### YOUR TASK
Skip the pictures and extract all of the lines exactly as written.
**** DATA TO USE ****
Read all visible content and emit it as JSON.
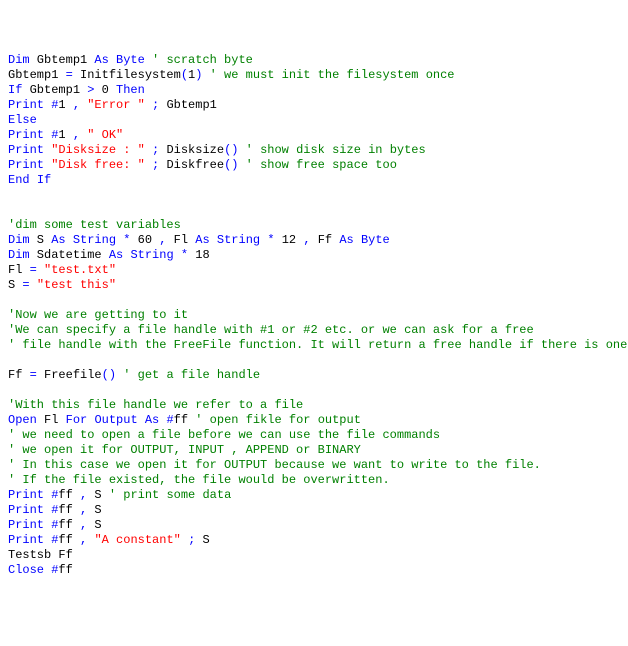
{
  "code": {
    "tokens": [
      [
        [
          "kw",
          "Dim"
        ],
        [
          "tx",
          " Gbtemp1 "
        ],
        [
          "kw",
          "As"
        ],
        [
          "tx",
          " "
        ],
        [
          "kw",
          "Byte"
        ],
        [
          "tx",
          " "
        ],
        [
          "cm",
          "' scratch byte"
        ]
      ],
      [
        [
          "tx",
          "Gbtemp1 "
        ],
        [
          "kw",
          "="
        ],
        [
          "tx",
          " Initfilesystem"
        ],
        [
          "kw",
          "("
        ],
        [
          "tx",
          "1"
        ],
        [
          "kw",
          ")"
        ],
        [
          "tx",
          " "
        ],
        [
          "cm",
          "' we must init the filesystem once"
        ]
      ],
      [
        [
          "kw",
          "If"
        ],
        [
          "tx",
          " Gbtemp1 "
        ],
        [
          "kw",
          ">"
        ],
        [
          "tx",
          " 0 "
        ],
        [
          "kw",
          "Then"
        ]
      ],
      [
        [
          "kw",
          "Print"
        ],
        [
          "tx",
          " "
        ],
        [
          "kw",
          "#"
        ],
        [
          "tx",
          "1 "
        ],
        [
          "kw",
          ","
        ],
        [
          "tx",
          " "
        ],
        [
          "st",
          "\"Error \""
        ],
        [
          "tx",
          " "
        ],
        [
          "kw",
          ";"
        ],
        [
          "tx",
          " Gbtemp1"
        ]
      ],
      [
        [
          "kw",
          "Else"
        ]
      ],
      [
        [
          "kw",
          "Print"
        ],
        [
          "tx",
          " "
        ],
        [
          "kw",
          "#"
        ],
        [
          "tx",
          "1 "
        ],
        [
          "kw",
          ","
        ],
        [
          "tx",
          " "
        ],
        [
          "st",
          "\" OK\""
        ]
      ],
      [
        [
          "kw",
          "Print"
        ],
        [
          "tx",
          " "
        ],
        [
          "st",
          "\"Disksize : \""
        ],
        [
          "tx",
          " "
        ],
        [
          "kw",
          ";"
        ],
        [
          "tx",
          " Disksize"
        ],
        [
          "kw",
          "()"
        ],
        [
          "tx",
          " "
        ],
        [
          "cm",
          "' show disk size in bytes"
        ]
      ],
      [
        [
          "kw",
          "Print"
        ],
        [
          "tx",
          " "
        ],
        [
          "st",
          "\"Disk free: \""
        ],
        [
          "tx",
          " "
        ],
        [
          "kw",
          ";"
        ],
        [
          "tx",
          " Diskfree"
        ],
        [
          "kw",
          "()"
        ],
        [
          "tx",
          " "
        ],
        [
          "cm",
          "' show free space too"
        ]
      ],
      [
        [
          "kw",
          "End"
        ],
        [
          "tx",
          " "
        ],
        [
          "kw",
          "If"
        ]
      ],
      [
        [
          "tx",
          ""
        ]
      ],
      [
        [
          "tx",
          ""
        ]
      ],
      [
        [
          "cm",
          "'dim some test variables"
        ]
      ],
      [
        [
          "kw",
          "Dim"
        ],
        [
          "tx",
          " S "
        ],
        [
          "kw",
          "As"
        ],
        [
          "tx",
          " "
        ],
        [
          "kw",
          "String"
        ],
        [
          "tx",
          " "
        ],
        [
          "kw",
          "*"
        ],
        [
          "tx",
          " 60 "
        ],
        [
          "kw",
          ","
        ],
        [
          "tx",
          " Fl "
        ],
        [
          "kw",
          "As"
        ],
        [
          "tx",
          " "
        ],
        [
          "kw",
          "String"
        ],
        [
          "tx",
          " "
        ],
        [
          "kw",
          "*"
        ],
        [
          "tx",
          " 12 "
        ],
        [
          "kw",
          ","
        ],
        [
          "tx",
          " Ff "
        ],
        [
          "kw",
          "As"
        ],
        [
          "tx",
          " "
        ],
        [
          "kw",
          "Byte"
        ]
      ],
      [
        [
          "kw",
          "Dim"
        ],
        [
          "tx",
          " Sdatetime "
        ],
        [
          "kw",
          "As"
        ],
        [
          "tx",
          " "
        ],
        [
          "kw",
          "String"
        ],
        [
          "tx",
          " "
        ],
        [
          "kw",
          "*"
        ],
        [
          "tx",
          " 18"
        ]
      ],
      [
        [
          "tx",
          "Fl "
        ],
        [
          "kw",
          "="
        ],
        [
          "tx",
          " "
        ],
        [
          "st",
          "\"test.txt\""
        ]
      ],
      [
        [
          "tx",
          "S "
        ],
        [
          "kw",
          "="
        ],
        [
          "tx",
          " "
        ],
        [
          "st",
          "\"test this\""
        ]
      ],
      [
        [
          "tx",
          ""
        ]
      ],
      [
        [
          "cm",
          "'Now we are getting to it"
        ]
      ],
      [
        [
          "cm",
          "'We can specify a file handle with #1 or #2 etc. or we can ask for a free"
        ]
      ],
      [
        [
          "cm",
          "' file handle with the FreeFile function. It will return a free handle if there is one."
        ]
      ],
      [
        [
          "tx",
          ""
        ]
      ],
      [
        [
          "tx",
          "Ff "
        ],
        [
          "kw",
          "="
        ],
        [
          "tx",
          " Freefile"
        ],
        [
          "kw",
          "()"
        ],
        [
          "tx",
          " "
        ],
        [
          "cm",
          "' get a file handle"
        ]
      ],
      [
        [
          "tx",
          ""
        ]
      ],
      [
        [
          "cm",
          "'With this file handle we refer to a file"
        ]
      ],
      [
        [
          "kw",
          "Open"
        ],
        [
          "tx",
          " Fl "
        ],
        [
          "kw",
          "For"
        ],
        [
          "tx",
          " "
        ],
        [
          "kw",
          "Output"
        ],
        [
          "tx",
          " "
        ],
        [
          "kw",
          "As"
        ],
        [
          "tx",
          " "
        ],
        [
          "kw",
          "#"
        ],
        [
          "tx",
          "ff "
        ],
        [
          "cm",
          "' open fikle for output"
        ]
      ],
      [
        [
          "cm",
          "' we need to open a file before we can use the file commands"
        ]
      ],
      [
        [
          "cm",
          "' we open it for OUTPUT, INPUT , APPEND or BINARY"
        ]
      ],
      [
        [
          "cm",
          "' In this case we open it for OUTPUT because we want to write to the file."
        ]
      ],
      [
        [
          "cm",
          "' If the file existed, the file would be overwritten."
        ]
      ],
      [
        [
          "kw",
          "Print"
        ],
        [
          "tx",
          " "
        ],
        [
          "kw",
          "#"
        ],
        [
          "tx",
          "ff "
        ],
        [
          "kw",
          ","
        ],
        [
          "tx",
          " S "
        ],
        [
          "cm",
          "' print some data"
        ]
      ],
      [
        [
          "kw",
          "Print"
        ],
        [
          "tx",
          " "
        ],
        [
          "kw",
          "#"
        ],
        [
          "tx",
          "ff "
        ],
        [
          "kw",
          ","
        ],
        [
          "tx",
          " S"
        ]
      ],
      [
        [
          "kw",
          "Print"
        ],
        [
          "tx",
          " "
        ],
        [
          "kw",
          "#"
        ],
        [
          "tx",
          "ff "
        ],
        [
          "kw",
          ","
        ],
        [
          "tx",
          " S"
        ]
      ],
      [
        [
          "kw",
          "Print"
        ],
        [
          "tx",
          " "
        ],
        [
          "kw",
          "#"
        ],
        [
          "tx",
          "ff "
        ],
        [
          "kw",
          ","
        ],
        [
          "tx",
          " "
        ],
        [
          "st",
          "\"A constant\""
        ],
        [
          "tx",
          " "
        ],
        [
          "kw",
          ";"
        ],
        [
          "tx",
          " S"
        ]
      ],
      [
        [
          "tx",
          "Testsb Ff"
        ]
      ],
      [
        [
          "kw",
          "Close"
        ],
        [
          "tx",
          " "
        ],
        [
          "kw",
          "#"
        ],
        [
          "tx",
          "ff"
        ]
      ]
    ]
  }
}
****
### COMPLETE ANSWER
Read all visible content and emit it as JSON.
{
  "code": {
    "tokens": [
      [
        [
          "kw",
          "Dim"
        ],
        [
          "tx",
          " Gbtemp1 "
        ],
        [
          "kw",
          "As"
        ],
        [
          "tx",
          " "
        ],
        [
          "kw",
          "Byte"
        ],
        [
          "tx",
          " "
        ],
        [
          "cm",
          "' scratch byte"
        ]
      ],
      [
        [
          "tx",
          "Gbtemp1 "
        ],
        [
          "kw",
          "="
        ],
        [
          "tx",
          " Initfilesystem"
        ],
        [
          "kw",
          "("
        ],
        [
          "tx",
          "1"
        ],
        [
          "kw",
          ")"
        ],
        [
          "tx",
          " "
        ],
        [
          "cm",
          "' we must init the filesystem once"
        ]
      ],
      [
        [
          "kw",
          "If"
        ],
        [
          "tx",
          " Gbtemp1 "
        ],
        [
          "kw",
          ">"
        ],
        [
          "tx",
          " 0 "
        ],
        [
          "kw",
          "Then"
        ]
      ],
      [
        [
          "kw",
          "Print"
        ],
        [
          "tx",
          " "
        ],
        [
          "kw",
          "#"
        ],
        [
          "tx",
          "1 "
        ],
        [
          "kw",
          ","
        ],
        [
          "tx",
          " "
        ],
        [
          "st",
          "\"Error \""
        ],
        [
          "tx",
          " "
        ],
        [
          "kw",
          ";"
        ],
        [
          "tx",
          " Gbtemp1"
        ]
      ],
      [
        [
          "kw",
          "Else"
        ]
      ],
      [
        [
          "kw",
          "Print"
        ],
        [
          "tx",
          " "
        ],
        [
          "kw",
          "#"
        ],
        [
          "tx",
          "1 "
        ],
        [
          "kw",
          ","
        ],
        [
          "tx",
          " "
        ],
        [
          "st",
          "\" OK\""
        ]
      ],
      [
        [
          "kw",
          "Print"
        ],
        [
          "tx",
          " "
        ],
        [
          "st",
          "\"Disksize : \""
        ],
        [
          "tx",
          " "
        ],
        [
          "kw",
          ";"
        ],
        [
          "tx",
          " Disksize"
        ],
        [
          "kw",
          "()"
        ],
        [
          "tx",
          " "
        ],
        [
          "cm",
          "' show disk size in bytes"
        ]
      ],
      [
        [
          "kw",
          "Print"
        ],
        [
          "tx",
          " "
        ],
        [
          "st",
          "\"Disk free: \""
        ],
        [
          "tx",
          " "
        ],
        [
          "kw",
          ";"
        ],
        [
          "tx",
          " Diskfree"
        ],
        [
          "kw",
          "()"
        ],
        [
          "tx",
          " "
        ],
        [
          "cm",
          "' show free space too"
        ]
      ],
      [
        [
          "kw",
          "End"
        ],
        [
          "tx",
          " "
        ],
        [
          "kw",
          "If"
        ]
      ],
      [
        [
          "tx",
          ""
        ]
      ],
      [
        [
          "tx",
          ""
        ]
      ],
      [
        [
          "cm",
          "'dim some test variables"
        ]
      ],
      [
        [
          "kw",
          "Dim"
        ],
        [
          "tx",
          " S "
        ],
        [
          "kw",
          "As"
        ],
        [
          "tx",
          " "
        ],
        [
          "kw",
          "String"
        ],
        [
          "tx",
          " "
        ],
        [
          "kw",
          "*"
        ],
        [
          "tx",
          " 60 "
        ],
        [
          "kw",
          ","
        ],
        [
          "tx",
          " Fl "
        ],
        [
          "kw",
          "As"
        ],
        [
          "tx",
          " "
        ],
        [
          "kw",
          "String"
        ],
        [
          "tx",
          " "
        ],
        [
          "kw",
          "*"
        ],
        [
          "tx",
          " 12 "
        ],
        [
          "kw",
          ","
        ],
        [
          "tx",
          " Ff "
        ],
        [
          "kw",
          "As"
        ],
        [
          "tx",
          " "
        ],
        [
          "kw",
          "Byte"
        ]
      ],
      [
        [
          "kw",
          "Dim"
        ],
        [
          "tx",
          " Sdatetime "
        ],
        [
          "kw",
          "As"
        ],
        [
          "tx",
          " "
        ],
        [
          "kw",
          "String"
        ],
        [
          "tx",
          " "
        ],
        [
          "kw",
          "*"
        ],
        [
          "tx",
          " 18"
        ]
      ],
      [
        [
          "tx",
          "Fl "
        ],
        [
          "kw",
          "="
        ],
        [
          "tx",
          " "
        ],
        [
          "st",
          "\"test.txt\""
        ]
      ],
      [
        [
          "tx",
          "S "
        ],
        [
          "kw",
          "="
        ],
        [
          "tx",
          " "
        ],
        [
          "st",
          "\"test this\""
        ]
      ],
      [
        [
          "tx",
          ""
        ]
      ],
      [
        [
          "cm",
          "'Now we are getting to it"
        ]
      ],
      [
        [
          "cm",
          "'We can specify a file handle with #1 or #2 etc. or we can ask for a free"
        ]
      ],
      [
        [
          "cm",
          "' file handle with the FreeFile function. It will return a free handle if there is one."
        ]
      ],
      [
        [
          "tx",
          ""
        ]
      ],
      [
        [
          "tx",
          "Ff "
        ],
        [
          "kw",
          "="
        ],
        [
          "tx",
          " Freefile"
        ],
        [
          "kw",
          "()"
        ],
        [
          "tx",
          " "
        ],
        [
          "cm",
          "' get a file handle"
        ]
      ],
      [
        [
          "tx",
          ""
        ]
      ],
      [
        [
          "cm",
          "'With this file handle we refer to a file"
        ]
      ],
      [
        [
          "kw",
          "Open"
        ],
        [
          "tx",
          " Fl "
        ],
        [
          "kw",
          "For"
        ],
        [
          "tx",
          " "
        ],
        [
          "kw",
          "Output"
        ],
        [
          "tx",
          " "
        ],
        [
          "kw",
          "As"
        ],
        [
          "tx",
          " "
        ],
        [
          "kw",
          "#"
        ],
        [
          "tx",
          "ff "
        ],
        [
          "cm",
          "' open fikle for output"
        ]
      ],
      [
        [
          "cm",
          "' we need to open a file before we can use the file commands"
        ]
      ],
      [
        [
          "cm",
          "' we open it for OUTPUT, INPUT , APPEND or BINARY"
        ]
      ],
      [
        [
          "cm",
          "' In this case we open it for OUTPUT because we want to write to the file."
        ]
      ],
      [
        [
          "cm",
          "' If the file existed, the file would be overwritten."
        ]
      ],
      [
        [
          "kw",
          "Print"
        ],
        [
          "tx",
          " "
        ],
        [
          "kw",
          "#"
        ],
        [
          "tx",
          "ff "
        ],
        [
          "kw",
          ","
        ],
        [
          "tx",
          " S "
        ],
        [
          "cm",
          "' print some data"
        ]
      ],
      [
        [
          "kw",
          "Print"
        ],
        [
          "tx",
          " "
        ],
        [
          "kw",
          "#"
        ],
        [
          "tx",
          "ff "
        ],
        [
          "kw",
          ","
        ],
        [
          "tx",
          " S"
        ]
      ],
      [
        [
          "kw",
          "Print"
        ],
        [
          "tx",
          " "
        ],
        [
          "kw",
          "#"
        ],
        [
          "tx",
          "ff "
        ],
        [
          "kw",
          ","
        ],
        [
          "tx",
          " S"
        ]
      ],
      [
        [
          "kw",
          "Print"
        ],
        [
          "tx",
          " "
        ],
        [
          "kw",
          "#"
        ],
        [
          "tx",
          "ff "
        ],
        [
          "kw",
          ","
        ],
        [
          "tx",
          " "
        ],
        [
          "st",
          "\"A constant\""
        ],
        [
          "tx",
          " "
        ],
        [
          "kw",
          ";"
        ],
        [
          "tx",
          " S"
        ]
      ],
      [
        [
          "tx",
          "Testsb Ff"
        ]
      ],
      [
        [
          "kw",
          "Close"
        ],
        [
          "tx",
          " "
        ],
        [
          "kw",
          "#"
        ],
        [
          "tx",
          "ff"
        ]
      ]
    ]
  }
}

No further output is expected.